═════ Provided passage ═════

- Developer: BattleGoat Studios
- Publisher: BattleGoat Studios
- Platforms: Windows, OS X
- Release: August 1, 2017
- Genre: Strategy
- Modes: Single-player, multiplayer

= Supreme Ruler The Great War =

2017 video game

Supreme Ruler The Great War is a grand strategy video game developed by BattleGoat Studios. It is the sixth installment in the Supreme Ruler series and was released on August 1, 2017. The game is the sequel to Supreme Ruler Ultimate.

==Gameplay==
Supreme Ruler The Great War generally operates as a real-time strategy game, but the player is able to pause the game and choose the game speed. In the game, the player tries to control a country they have chosen. War is a dominant theme in the game with its military element played in battalion-sized units created by the player during the game. There is also a detailed economic aspect that records a large variety of statistics including under and over employment and natural resources.

Starting eras of the game sandboxes include:

- 1914 - Brinksmanship (Alternate History)

═════ Supplied information ═════

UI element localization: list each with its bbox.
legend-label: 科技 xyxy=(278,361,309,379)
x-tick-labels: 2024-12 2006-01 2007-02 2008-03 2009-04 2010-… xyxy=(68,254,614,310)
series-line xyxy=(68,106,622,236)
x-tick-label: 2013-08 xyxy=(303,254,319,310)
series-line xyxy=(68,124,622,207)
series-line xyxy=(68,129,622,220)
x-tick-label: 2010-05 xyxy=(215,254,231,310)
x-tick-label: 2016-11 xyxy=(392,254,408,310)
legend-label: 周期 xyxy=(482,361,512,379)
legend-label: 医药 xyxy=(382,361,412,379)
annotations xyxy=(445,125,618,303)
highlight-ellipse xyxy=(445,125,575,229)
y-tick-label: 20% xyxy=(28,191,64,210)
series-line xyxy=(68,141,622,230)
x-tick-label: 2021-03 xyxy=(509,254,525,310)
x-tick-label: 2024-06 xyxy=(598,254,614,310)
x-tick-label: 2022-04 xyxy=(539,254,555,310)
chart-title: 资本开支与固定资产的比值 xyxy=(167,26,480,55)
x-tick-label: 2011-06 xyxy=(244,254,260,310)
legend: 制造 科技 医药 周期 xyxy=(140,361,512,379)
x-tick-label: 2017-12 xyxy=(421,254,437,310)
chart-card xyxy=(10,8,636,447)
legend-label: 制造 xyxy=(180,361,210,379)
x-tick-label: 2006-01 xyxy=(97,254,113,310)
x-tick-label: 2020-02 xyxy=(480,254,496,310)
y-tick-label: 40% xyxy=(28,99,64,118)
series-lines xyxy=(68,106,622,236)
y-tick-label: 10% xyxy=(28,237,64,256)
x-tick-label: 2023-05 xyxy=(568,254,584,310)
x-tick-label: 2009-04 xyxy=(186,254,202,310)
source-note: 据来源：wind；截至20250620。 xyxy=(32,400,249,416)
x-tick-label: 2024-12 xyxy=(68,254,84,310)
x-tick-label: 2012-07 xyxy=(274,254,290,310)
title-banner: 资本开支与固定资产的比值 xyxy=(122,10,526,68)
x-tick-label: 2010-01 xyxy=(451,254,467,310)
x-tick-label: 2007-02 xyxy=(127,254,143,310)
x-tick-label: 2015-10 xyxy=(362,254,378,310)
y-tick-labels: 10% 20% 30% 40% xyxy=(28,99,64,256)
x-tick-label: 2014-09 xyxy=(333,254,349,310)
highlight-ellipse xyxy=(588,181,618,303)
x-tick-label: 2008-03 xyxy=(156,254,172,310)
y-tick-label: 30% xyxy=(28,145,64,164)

═════

◆ **Tasks**:
1. Output the passage from the Supreme Ruler The Great War article running from "- Developer: BattleGoat" up to and including "Supreme Ruler Ultimate.", word for word.
2. Answer these questions using the Supreme Ruler The Great War article:
(a) Which platforms is the game available on?
(b) Which installment in the Supreme Ruler series is this game?
(c) What size are the military units that the player creates?
3. Resume the Supreme Ruler The Great War article after its last line.

◆ **Answers to the problems**:
1.
- Developer: BattleGoat Studios
- Publisher: BattleGoat Studios
- Platforms: Windows, OS X
- Release: August 1, 2017
- Genre: Strategy
- Modes: Single-player, multiplayer

= Supreme Ruler The Great War =

2017 video game

Supreme Ruler The Great War is a grand strategy video game developed by BattleGoat Studios. It is the sixth installment in the Supreme Ruler series and was released on August 1, 2017. The game is the sequel to Supreme Ruler Ultimate.

2.
(a) Windows and OS X
(b) The sixth
(c) Battalion-sized

3.
- 1914 - The Great War
- 1917 - The Great War

There is also a game Campaign featuring objectives and events, starting on June 28, 1914. The Campaign can be played from a number of starting regions:

- German Empire
- United Kingdom
- Russian Empire
- France
- Austro-Hungary

== Development and Release ==
Supreme Ruler The Great War was developed and published by BattleGoat Studios on Steam. The game uses the proprietary BattleGoat Game Engine that has been used and updated since the release of the original Supreme Ruler 2010 game in 2005. The Supreme Ruler games series is a modern update of the original Supreme Ruler game first released for the TRS-80 microcomputer in 1982. Game developer George Geczy created the original game and has been the technical lead and primary programmer in each of the modern game releases.

Supreme Ruler The Great War was released to the public on Steam for Windows and Mac OSX on August 1, 2017.

==Reception==
In a review of the game at Wargamer, Bill Gray called playing the game " a rewarding, if frustrating experience, but overall I'd say I'm very impressed", and "Overall, I feel the good vastly outweighs the bad and the ugly, so it has my strong recommendation."

John Breeden writing for Game Industry News recommended the game saying that "perfectly captures the flavor of the times, and the long slog that nearly murdered a generation."